* **Exercise description**:
Tally the lines that hold the string "ylabel", and reply with the count alone.

=== Information supplied ===

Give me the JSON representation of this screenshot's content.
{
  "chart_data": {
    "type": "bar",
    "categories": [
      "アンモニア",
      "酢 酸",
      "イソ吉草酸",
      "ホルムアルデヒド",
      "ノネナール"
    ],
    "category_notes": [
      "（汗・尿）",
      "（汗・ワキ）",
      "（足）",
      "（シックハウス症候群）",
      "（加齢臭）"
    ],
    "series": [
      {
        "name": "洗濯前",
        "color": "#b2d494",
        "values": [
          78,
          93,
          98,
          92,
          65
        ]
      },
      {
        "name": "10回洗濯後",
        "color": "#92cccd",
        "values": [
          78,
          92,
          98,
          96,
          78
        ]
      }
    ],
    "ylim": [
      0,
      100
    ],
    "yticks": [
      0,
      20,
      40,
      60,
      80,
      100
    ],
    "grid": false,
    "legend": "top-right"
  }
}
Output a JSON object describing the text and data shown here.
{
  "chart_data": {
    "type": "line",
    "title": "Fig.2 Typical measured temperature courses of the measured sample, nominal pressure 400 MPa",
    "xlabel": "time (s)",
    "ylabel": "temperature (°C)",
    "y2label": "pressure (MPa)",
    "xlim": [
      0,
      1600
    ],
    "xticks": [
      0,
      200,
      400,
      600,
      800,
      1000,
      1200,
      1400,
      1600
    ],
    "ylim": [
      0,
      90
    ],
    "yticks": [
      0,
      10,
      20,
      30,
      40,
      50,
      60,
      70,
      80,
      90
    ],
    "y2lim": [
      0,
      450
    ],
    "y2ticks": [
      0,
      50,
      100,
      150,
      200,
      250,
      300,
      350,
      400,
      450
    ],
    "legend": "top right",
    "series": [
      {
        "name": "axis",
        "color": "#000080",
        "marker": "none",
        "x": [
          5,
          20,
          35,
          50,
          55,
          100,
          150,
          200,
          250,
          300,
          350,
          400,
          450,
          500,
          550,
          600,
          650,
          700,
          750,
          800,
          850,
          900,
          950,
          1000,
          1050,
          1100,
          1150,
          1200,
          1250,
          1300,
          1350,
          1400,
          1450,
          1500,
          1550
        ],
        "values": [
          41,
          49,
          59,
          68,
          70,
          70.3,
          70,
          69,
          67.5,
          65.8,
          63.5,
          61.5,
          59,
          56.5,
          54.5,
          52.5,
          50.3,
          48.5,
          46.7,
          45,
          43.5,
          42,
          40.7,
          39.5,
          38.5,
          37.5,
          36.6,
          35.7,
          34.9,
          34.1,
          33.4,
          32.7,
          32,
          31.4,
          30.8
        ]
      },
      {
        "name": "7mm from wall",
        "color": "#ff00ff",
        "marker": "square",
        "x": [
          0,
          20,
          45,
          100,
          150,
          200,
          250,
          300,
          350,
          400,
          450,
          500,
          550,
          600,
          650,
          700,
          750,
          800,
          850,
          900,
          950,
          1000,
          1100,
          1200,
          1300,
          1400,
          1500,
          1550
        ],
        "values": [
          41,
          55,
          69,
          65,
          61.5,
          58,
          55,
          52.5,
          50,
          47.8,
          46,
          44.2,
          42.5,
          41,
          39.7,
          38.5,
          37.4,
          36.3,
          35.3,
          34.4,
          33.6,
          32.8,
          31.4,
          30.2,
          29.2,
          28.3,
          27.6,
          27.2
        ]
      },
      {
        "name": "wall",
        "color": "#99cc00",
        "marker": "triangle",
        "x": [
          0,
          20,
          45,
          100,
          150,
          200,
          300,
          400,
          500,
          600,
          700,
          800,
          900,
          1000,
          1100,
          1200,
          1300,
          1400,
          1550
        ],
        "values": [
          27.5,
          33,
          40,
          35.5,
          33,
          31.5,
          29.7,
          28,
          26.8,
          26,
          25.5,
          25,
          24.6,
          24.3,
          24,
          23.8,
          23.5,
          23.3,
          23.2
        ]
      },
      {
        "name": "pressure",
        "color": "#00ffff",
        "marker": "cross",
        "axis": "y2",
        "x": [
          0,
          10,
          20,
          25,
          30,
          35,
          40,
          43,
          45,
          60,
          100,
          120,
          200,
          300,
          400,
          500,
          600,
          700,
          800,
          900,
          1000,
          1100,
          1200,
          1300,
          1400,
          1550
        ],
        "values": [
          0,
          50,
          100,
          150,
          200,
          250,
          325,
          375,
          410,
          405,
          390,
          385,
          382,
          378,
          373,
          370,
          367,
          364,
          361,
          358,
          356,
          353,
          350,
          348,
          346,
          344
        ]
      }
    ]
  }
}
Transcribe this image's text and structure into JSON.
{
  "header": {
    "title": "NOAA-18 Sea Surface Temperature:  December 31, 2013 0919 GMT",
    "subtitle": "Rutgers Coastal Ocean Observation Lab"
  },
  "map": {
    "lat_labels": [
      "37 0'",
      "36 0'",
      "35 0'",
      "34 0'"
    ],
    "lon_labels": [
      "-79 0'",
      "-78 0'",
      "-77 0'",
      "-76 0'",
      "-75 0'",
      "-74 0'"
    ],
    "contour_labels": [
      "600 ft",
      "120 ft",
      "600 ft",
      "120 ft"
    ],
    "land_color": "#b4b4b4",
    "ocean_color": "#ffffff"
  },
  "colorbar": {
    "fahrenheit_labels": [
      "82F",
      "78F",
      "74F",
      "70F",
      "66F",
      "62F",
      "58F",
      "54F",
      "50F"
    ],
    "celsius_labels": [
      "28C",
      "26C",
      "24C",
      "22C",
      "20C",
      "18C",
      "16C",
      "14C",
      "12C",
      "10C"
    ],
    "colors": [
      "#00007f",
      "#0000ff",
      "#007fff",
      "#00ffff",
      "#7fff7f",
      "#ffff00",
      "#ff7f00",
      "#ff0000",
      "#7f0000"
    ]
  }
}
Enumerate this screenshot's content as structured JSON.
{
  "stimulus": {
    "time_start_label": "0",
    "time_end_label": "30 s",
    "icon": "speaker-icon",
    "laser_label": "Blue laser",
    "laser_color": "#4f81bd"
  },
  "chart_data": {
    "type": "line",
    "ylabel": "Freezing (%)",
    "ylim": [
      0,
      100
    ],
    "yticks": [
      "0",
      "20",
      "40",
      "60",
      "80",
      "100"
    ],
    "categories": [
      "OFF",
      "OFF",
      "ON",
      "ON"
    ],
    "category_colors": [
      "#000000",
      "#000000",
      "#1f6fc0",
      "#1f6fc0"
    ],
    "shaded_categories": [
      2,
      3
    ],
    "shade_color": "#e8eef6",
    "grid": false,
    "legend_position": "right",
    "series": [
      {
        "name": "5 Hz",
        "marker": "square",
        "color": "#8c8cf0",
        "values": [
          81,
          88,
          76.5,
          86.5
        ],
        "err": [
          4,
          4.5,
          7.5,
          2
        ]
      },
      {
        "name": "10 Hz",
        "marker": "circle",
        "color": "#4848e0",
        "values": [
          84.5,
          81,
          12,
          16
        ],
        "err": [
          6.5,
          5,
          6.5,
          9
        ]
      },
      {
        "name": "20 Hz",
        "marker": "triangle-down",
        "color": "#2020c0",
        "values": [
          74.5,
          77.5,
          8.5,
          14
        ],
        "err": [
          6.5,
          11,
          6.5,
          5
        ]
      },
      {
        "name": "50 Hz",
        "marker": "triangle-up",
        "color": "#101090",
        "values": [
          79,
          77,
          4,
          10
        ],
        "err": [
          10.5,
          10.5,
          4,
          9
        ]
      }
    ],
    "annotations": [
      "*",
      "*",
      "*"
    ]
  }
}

===

* **Completed task**:
2